# What is required:
Without altering anything, output the material below.

[Stored data entries]

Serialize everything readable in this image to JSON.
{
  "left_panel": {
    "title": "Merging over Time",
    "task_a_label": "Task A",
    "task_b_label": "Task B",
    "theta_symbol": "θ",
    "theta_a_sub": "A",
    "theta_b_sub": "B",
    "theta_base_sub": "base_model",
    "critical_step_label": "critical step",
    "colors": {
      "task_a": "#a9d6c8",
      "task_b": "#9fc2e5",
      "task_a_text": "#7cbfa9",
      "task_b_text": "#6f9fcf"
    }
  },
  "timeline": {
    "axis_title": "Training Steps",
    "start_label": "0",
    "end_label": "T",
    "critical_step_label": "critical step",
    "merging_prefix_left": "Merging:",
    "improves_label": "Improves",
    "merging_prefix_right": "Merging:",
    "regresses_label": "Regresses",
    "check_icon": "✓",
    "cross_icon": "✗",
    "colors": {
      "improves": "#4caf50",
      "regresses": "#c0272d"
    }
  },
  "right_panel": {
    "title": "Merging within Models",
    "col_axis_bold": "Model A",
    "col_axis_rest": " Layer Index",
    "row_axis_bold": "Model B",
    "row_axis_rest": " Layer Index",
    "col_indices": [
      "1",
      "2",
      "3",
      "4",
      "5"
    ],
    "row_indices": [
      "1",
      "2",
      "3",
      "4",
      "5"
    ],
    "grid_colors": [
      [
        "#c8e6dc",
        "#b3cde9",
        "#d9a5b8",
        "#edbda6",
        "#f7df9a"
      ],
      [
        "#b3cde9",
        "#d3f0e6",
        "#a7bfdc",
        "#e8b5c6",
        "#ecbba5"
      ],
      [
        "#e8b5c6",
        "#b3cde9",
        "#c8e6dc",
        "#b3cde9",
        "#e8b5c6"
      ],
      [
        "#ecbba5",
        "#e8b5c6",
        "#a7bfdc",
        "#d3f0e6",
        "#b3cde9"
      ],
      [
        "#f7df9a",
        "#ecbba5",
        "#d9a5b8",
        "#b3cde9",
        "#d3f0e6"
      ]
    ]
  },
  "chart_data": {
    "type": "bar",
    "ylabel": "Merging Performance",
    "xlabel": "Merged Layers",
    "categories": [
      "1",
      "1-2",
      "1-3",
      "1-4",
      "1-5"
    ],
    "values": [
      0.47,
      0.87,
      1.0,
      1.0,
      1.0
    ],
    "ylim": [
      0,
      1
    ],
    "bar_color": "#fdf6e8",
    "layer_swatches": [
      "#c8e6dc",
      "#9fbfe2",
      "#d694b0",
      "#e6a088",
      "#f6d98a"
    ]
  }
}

# Expected output:
Serialize everything readable in this image to JSON.
{
  "left_panel": {
    "title": "Merging over Time",
    "task_a_label": "Task A",
    "task_b_label": "Task B",
    "theta_symbol": "θ",
    "theta_a_sub": "A",
    "theta_b_sub": "B",
    "theta_base_sub": "base_model",
    "critical_step_label": "critical step",
    "colors": {
      "task_a": "#a9d6c8",
      "task_b": "#9fc2e5",
      "task_a_text": "#7cbfa9",
      "task_b_text": "#6f9fcf"
    }
  },
  "timeline": {
    "axis_title": "Training Steps",
    "start_label": "0",
    "end_label": "T",
    "critical_step_label": "critical step",
    "merging_prefix_left": "Merging:",
    "improves_label": "Improves",
    "merging_prefix_right": "Merging:",
    "regresses_label": "Regresses",
    "check_icon": "✓",
    "cross_icon": "✗",
    "colors": {
      "improves": "#4caf50",
      "regresses": "#c0272d"
    }
  },
  "right_panel": {
    "title": "Merging within Models",
    "col_axis_bold": "Model A",
    "col_axis_rest": " Layer Index",
    "row_axis_bold": "Model B",
    "row_axis_rest": " Layer Index",
    "col_indices": [
      "1",
      "2",
      "3",
      "4",
      "5"
    ],
    "row_indices": [
      "1",
      "2",
      "3",
      "4",
      "5"
    ],
    "grid_colors": [
      [
        "#c8e6dc",
        "#b3cde9",
        "#d9a5b8",
        "#edbda6",
        "#f7df9a"
      ],
      [
        "#b3cde9",
        "#d3f0e6",
        "#a7bfdc",
        "#e8b5c6",
        "#ecbba5"
      ],
      [
        "#e8b5c6",
        "#b3cde9",
        "#c8e6dc",
        "#b3cde9",
        "#e8b5c6"
      ],
      [
        "#ecbba5",
        "#e8b5c6",
        "#a7bfdc",
        "#d3f0e6",
        "#b3cde9"
      ],
      [
        "#f7df9a",
        "#ecbba5",
        "#d9a5b8",
        "#b3cde9",
        "#d3f0e6"
      ]
    ]
  },
  "chart_data": {
    "type": "bar",
    "ylabel": "Merging Performance",
    "xlabel": "Merged Layers",
    "categories": [
      "1",
      "1-2",
      "1-3",
      "1-4",
      "1-5"
    ],
    "values": [
      0.47,
      0.87,
      1.0,
      1.0,
      1.0
    ],
    "ylim": [
      0,
      1
    ],
    "bar_color": "#fdf6e8",
    "layer_swatches": [
      "#c8e6dc",
      "#9fbfe2",
      "#d694b0",
      "#e6a088",
      "#f6d98a"
    ]
  }
}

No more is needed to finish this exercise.